Poiché di politica stiamo parlando, il problema dell'esistenza della sinistra va posto insieme a quello della sua essenza: ovvero, per capire che cosa, eventualmente, può essere si deve capire che cosa, eventualmente, può fare. Ma a tal fine è necessario mettere un po' d'ordine concettuale nella vasta e complessa fenomenologia della sinistra, di ieri e di oggi. A cominciare dal fatto che la sinistra è attraversata da ricorrenti dilemmi storici, politici e teorici, che la collocano in irrisolta tensione fra responsabilità ed estremismo, fra legalità e antagonismo, fra partito e movimento, fra ordine e conflitto, fra soggetto e totalità, fra disciplina e spontaneità, fra austerità e festa, fra logiche sistemiche ed eccedenza, fra conservazione di una storia e suo oltrepassamento, fra la consapevolezza di sé come Parte e un invincibile orientamento alla dimensione dell'universale, del Tutto, fra organizzazione e rivoluzione. Dilemmi riconducibili alla tensione fra contingenza (come limite, ma anche come occasione di potenza) e necessità (come destino ma anche come coazione), dentro cui la sinistra (soprattutto marxista) è nata.

- Compito scritto
Ricopia per intero l'estratto qui sopra sui dilemmi della sinistra, parola per parola e senza alcuna modifica.

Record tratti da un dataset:

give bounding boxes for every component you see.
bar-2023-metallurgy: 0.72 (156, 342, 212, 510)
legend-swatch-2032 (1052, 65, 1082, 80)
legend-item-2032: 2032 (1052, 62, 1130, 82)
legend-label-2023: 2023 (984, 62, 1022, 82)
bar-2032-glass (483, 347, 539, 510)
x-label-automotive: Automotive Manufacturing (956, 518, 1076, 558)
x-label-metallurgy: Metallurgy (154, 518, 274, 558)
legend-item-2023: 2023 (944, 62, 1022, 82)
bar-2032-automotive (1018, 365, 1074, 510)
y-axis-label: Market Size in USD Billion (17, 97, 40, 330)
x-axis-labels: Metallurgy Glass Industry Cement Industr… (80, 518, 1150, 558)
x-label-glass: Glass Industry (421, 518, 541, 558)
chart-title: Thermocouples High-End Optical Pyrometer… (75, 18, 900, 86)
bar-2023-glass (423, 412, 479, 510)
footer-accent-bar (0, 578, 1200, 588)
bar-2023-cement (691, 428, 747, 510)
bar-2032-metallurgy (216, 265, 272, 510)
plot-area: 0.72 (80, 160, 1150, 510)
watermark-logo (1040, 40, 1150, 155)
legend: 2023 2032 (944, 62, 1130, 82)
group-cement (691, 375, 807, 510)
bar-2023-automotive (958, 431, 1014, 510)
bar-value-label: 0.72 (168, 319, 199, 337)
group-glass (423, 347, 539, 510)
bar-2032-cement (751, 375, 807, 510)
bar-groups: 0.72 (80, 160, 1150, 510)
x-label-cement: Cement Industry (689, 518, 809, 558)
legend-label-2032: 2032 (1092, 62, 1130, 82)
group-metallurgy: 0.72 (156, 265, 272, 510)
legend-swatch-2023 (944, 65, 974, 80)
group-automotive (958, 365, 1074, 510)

- Risposta scritta
Poiché di politica stiamo parlando, il problema dell'esistenza della sinistra va posto insieme a quello della sua essenza: ovvero, per capire che cosa, eventualmente, può essere si deve capire che cosa, eventualmente, può fare. Ma a tal fine è necessario mettere un po' d'ordine concettuale nella vasta e complessa fenomenologia della sinistra, di ieri e di oggi. A cominciare dal fatto che la sinistra è attraversata da ricorrenti dilemmi storici, politici e teorici, che la collocano in irrisolta tensione fra responsabilità ed estremismo, fra legalità e antagonismo, fra partito e movimento, fra ordine e conflitto, fra soggetto e totalità, fra disciplina e spontaneità, fra austerità e festa, fra logiche sistemiche ed eccedenza, fra conservazione di una storia e suo oltrepassamento, fra la consapevolezza di sé come Parte e un invincibile orientamento alla dimensione dell'universale, del Tutto, fra organizzazione e rivoluzione. Dilemmi riconducibili alla tensione fra contingenza (come limite, ma anche come occasione di potenza) e necessità (come destino ma anche come coazione), dentro cui la sinistra (soprattutto marxista) è nata.